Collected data
┄┄┄┄┄┄

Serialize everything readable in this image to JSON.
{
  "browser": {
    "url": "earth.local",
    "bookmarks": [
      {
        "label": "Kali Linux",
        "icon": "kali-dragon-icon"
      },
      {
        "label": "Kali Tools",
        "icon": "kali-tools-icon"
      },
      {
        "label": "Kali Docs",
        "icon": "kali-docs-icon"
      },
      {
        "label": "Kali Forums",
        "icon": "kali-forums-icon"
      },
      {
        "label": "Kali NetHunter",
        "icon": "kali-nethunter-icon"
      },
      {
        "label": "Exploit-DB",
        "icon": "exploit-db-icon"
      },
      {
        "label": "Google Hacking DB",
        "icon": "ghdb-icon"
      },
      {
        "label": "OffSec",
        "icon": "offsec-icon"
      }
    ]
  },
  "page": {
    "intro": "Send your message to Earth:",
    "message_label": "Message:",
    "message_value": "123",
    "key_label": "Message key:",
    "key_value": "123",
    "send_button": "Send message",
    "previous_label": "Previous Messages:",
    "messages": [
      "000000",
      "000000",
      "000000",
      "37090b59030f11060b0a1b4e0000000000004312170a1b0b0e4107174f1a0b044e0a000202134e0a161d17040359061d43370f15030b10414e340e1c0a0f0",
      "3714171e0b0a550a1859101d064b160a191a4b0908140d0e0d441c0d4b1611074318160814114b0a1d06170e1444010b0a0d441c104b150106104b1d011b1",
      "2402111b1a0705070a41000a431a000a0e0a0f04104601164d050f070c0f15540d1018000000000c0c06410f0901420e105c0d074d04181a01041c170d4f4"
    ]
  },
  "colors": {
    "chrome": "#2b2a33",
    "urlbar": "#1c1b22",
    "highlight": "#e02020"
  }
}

┄┄┄┄┄┄

■ AIM OF THE EXERCISE: Report all lines of the data above that include the string "Send".

■ RESPONSE TO THE TASK:
    "intro": "Send your message to Earth:",
    "send_button": "Send message",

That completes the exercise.